Problem to solve: Which lines in the material below contain the word "film"? Copy each of them.

Records:
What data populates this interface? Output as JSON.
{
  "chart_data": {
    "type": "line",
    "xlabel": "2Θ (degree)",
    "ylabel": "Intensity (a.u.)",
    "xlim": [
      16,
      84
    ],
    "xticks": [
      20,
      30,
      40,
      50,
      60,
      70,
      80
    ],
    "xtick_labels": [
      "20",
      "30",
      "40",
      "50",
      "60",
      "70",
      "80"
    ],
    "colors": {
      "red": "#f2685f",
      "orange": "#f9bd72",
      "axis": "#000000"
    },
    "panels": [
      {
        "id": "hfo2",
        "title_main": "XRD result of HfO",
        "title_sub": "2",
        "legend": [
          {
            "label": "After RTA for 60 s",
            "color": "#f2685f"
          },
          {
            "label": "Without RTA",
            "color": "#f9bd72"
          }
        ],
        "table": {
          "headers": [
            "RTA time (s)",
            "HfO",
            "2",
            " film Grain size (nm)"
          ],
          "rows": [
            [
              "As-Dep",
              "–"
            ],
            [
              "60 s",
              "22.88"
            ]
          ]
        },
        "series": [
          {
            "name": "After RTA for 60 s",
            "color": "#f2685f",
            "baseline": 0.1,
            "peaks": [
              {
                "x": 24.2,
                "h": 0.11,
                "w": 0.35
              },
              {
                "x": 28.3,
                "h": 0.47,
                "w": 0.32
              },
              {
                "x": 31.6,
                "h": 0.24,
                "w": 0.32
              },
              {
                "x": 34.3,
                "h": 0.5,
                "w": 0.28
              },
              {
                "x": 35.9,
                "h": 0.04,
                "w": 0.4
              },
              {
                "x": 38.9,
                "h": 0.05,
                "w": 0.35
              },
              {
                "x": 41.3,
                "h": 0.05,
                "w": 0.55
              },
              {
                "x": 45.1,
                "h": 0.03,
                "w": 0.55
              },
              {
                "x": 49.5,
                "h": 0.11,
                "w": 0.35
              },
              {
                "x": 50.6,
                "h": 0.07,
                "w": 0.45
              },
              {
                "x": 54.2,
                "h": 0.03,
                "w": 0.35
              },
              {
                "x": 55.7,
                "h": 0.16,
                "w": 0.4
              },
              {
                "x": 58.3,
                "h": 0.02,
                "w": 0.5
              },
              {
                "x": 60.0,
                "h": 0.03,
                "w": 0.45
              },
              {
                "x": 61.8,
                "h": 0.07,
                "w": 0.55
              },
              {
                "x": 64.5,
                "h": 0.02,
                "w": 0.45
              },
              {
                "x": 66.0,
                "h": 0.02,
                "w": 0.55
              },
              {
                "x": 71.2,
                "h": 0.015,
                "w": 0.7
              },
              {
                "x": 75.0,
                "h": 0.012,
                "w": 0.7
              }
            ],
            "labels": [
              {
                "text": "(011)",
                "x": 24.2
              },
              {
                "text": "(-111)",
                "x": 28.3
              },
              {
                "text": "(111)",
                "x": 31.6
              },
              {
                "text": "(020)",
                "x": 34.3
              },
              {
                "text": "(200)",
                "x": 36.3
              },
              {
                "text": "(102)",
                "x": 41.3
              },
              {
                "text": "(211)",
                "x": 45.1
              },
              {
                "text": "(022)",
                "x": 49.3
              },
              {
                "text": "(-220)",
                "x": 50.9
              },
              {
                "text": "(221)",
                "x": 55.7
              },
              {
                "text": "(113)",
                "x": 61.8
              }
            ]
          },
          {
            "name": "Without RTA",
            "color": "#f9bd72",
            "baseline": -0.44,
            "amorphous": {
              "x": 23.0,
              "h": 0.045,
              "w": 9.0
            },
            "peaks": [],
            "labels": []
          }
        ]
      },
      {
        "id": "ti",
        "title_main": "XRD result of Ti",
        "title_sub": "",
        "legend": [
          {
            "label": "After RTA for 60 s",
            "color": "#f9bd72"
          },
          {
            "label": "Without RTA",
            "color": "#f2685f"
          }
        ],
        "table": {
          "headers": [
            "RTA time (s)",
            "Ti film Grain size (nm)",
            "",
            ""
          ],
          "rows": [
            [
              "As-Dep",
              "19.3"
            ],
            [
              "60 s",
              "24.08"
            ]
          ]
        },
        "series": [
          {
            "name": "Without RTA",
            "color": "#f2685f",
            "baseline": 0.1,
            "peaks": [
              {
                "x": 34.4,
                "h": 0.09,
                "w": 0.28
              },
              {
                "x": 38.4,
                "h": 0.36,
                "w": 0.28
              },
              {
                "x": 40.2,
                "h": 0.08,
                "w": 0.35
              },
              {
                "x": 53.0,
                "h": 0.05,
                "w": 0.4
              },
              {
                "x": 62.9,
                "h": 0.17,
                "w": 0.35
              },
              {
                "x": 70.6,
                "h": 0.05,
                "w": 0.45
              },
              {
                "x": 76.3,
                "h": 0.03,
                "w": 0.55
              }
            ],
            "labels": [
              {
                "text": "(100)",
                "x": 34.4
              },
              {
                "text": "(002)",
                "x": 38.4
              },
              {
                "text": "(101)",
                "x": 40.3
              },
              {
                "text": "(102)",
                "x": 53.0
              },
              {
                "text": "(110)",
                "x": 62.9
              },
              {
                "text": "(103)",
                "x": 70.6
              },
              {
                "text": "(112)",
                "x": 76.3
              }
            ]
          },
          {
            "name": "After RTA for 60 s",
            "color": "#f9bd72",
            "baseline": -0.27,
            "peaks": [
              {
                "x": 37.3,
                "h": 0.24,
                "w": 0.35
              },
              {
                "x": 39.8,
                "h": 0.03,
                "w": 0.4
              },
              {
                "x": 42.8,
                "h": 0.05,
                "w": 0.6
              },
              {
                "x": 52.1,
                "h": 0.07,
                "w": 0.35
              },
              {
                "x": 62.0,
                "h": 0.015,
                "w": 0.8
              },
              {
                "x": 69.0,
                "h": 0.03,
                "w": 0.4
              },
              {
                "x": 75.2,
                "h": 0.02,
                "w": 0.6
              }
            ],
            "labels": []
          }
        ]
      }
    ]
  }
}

Exercise response:
            " film Grain size (nm)"
            "Ti film Grain size (nm)",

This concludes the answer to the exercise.